» **MATERIAL FOR THIS EXERCISE**:
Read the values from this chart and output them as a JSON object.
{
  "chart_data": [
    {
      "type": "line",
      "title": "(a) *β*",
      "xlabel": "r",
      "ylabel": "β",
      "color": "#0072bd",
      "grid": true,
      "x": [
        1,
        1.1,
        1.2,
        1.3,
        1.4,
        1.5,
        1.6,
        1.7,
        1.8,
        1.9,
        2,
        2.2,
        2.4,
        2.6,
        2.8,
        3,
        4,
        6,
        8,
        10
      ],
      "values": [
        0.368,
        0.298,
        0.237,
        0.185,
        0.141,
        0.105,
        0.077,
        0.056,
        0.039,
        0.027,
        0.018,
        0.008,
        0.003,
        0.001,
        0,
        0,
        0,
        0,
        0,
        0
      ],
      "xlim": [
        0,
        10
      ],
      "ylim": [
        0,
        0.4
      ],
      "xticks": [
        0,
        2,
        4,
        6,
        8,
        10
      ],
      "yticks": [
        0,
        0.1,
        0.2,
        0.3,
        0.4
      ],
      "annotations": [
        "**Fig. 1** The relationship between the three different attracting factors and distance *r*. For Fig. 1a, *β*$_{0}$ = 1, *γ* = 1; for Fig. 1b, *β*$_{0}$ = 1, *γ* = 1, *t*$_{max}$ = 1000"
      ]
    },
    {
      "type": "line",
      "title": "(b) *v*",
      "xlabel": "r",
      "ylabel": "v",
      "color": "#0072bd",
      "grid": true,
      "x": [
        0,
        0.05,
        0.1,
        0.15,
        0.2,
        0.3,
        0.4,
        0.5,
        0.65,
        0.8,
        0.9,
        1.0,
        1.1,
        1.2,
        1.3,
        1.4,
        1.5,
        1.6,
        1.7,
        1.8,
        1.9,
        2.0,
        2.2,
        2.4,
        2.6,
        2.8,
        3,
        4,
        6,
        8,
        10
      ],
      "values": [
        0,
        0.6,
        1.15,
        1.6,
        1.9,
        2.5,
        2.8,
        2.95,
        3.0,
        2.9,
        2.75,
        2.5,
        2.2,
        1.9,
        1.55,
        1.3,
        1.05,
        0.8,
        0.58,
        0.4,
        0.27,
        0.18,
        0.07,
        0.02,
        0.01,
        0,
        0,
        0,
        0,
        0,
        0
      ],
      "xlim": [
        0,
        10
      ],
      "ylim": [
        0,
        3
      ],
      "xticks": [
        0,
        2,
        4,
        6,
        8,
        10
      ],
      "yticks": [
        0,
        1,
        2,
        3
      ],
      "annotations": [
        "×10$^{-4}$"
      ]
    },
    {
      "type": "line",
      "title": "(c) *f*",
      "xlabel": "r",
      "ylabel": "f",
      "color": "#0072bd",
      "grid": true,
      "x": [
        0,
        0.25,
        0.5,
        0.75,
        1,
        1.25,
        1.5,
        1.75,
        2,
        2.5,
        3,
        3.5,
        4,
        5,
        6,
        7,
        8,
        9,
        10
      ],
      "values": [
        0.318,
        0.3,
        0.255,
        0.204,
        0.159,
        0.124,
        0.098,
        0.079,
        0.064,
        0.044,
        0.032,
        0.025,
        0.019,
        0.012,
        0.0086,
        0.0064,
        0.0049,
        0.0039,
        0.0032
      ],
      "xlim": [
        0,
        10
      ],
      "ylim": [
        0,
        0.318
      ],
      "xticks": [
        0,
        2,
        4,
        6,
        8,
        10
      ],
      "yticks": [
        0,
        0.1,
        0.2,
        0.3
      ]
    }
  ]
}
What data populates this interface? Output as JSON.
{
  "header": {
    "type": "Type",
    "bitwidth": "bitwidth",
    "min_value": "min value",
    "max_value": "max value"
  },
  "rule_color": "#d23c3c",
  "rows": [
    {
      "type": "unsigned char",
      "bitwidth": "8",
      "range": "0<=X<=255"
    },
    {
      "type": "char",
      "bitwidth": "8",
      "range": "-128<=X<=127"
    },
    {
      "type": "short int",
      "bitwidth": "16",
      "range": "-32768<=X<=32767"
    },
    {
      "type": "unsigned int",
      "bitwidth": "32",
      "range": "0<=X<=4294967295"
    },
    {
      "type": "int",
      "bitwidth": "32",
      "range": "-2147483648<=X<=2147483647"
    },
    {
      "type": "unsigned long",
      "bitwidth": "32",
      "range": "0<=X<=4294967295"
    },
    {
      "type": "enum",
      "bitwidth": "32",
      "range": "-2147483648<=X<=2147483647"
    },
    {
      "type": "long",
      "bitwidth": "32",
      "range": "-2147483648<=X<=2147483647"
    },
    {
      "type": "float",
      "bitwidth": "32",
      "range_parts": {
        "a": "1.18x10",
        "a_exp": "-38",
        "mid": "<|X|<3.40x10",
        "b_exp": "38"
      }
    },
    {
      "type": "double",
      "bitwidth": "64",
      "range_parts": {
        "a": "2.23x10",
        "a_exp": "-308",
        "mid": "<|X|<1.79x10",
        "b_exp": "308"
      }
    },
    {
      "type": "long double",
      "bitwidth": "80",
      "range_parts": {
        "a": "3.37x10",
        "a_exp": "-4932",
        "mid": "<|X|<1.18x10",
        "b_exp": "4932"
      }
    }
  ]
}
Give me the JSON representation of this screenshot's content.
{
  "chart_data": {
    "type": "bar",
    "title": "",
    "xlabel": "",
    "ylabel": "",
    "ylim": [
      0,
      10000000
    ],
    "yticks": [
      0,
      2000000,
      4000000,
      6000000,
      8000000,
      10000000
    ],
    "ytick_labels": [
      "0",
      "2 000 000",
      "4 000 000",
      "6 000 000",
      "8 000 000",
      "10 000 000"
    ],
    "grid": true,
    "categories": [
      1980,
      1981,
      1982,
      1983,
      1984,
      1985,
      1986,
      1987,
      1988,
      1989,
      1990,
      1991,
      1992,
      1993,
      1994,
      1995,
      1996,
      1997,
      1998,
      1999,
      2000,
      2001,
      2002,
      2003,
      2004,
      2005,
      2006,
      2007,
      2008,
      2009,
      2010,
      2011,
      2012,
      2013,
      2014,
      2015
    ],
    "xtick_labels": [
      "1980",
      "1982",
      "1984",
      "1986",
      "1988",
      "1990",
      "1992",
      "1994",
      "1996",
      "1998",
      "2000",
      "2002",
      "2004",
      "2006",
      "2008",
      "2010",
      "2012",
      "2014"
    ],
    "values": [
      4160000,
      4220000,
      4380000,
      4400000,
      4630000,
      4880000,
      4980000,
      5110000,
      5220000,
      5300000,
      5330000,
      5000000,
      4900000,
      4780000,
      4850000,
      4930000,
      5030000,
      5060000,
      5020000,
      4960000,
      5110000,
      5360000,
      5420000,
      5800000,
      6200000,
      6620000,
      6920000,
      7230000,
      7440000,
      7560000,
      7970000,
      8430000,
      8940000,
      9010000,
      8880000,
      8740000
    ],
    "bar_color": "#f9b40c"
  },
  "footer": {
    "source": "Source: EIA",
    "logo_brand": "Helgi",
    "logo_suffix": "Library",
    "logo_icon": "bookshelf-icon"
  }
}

» **EXERCISE INSTRUCTIONS**: Find out how many lines in the listing contain the string "JSON". Give the number alone.

» **COMPLETE OUTPUT**: 3